# Objective
Copy every line that contains the string "desc" from the entries below.
>>>
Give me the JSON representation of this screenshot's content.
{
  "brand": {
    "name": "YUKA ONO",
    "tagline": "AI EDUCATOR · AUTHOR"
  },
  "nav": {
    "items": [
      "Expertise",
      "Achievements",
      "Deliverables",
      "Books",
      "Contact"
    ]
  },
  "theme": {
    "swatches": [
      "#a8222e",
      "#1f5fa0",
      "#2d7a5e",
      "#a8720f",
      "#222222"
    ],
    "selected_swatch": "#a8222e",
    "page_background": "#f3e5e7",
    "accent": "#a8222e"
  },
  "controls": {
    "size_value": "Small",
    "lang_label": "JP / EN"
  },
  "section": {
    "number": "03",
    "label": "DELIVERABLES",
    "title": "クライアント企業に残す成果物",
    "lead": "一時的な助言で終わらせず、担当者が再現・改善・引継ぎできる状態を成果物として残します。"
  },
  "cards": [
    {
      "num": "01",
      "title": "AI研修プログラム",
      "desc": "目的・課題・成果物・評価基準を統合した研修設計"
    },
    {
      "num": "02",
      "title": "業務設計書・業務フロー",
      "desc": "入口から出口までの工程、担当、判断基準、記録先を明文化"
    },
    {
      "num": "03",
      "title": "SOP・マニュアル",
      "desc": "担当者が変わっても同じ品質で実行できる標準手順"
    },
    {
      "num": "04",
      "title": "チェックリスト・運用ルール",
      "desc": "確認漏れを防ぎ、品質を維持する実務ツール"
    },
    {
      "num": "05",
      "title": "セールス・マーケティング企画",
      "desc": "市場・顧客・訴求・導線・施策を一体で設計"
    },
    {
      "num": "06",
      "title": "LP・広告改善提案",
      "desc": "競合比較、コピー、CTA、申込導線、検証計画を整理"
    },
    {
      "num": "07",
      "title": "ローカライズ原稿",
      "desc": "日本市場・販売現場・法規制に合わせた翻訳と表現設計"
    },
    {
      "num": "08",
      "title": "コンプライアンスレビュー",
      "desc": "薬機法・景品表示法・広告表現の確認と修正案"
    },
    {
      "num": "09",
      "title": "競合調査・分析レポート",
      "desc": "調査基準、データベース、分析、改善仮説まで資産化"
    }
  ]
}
<<<
# Task answer
      "desc": "目的・課題・成果物・評価基準を統合した研修設計"
      "desc": "入口から出口までの工程、担当、判断基準、記録先を明文化"
      "desc": "担当者が変わっても同じ品質で実行できる標準手順"
      "desc": "確認漏れを防ぎ、品質を維持する実務ツール"
      "desc": "市場・顧客・訴求・導線・施策を一体で設計"
      "desc": "競合比較、コピー、CTA、申込導線、検証計画を整理"
      "desc": "日本市場・販売現場・法規制に合わせた翻訳と表現設計"
      "desc": "薬機法・景品表示法・広告表現の確認と修正案"
      "desc": "調査基準、データベース、分析、改善仮説まで資産化"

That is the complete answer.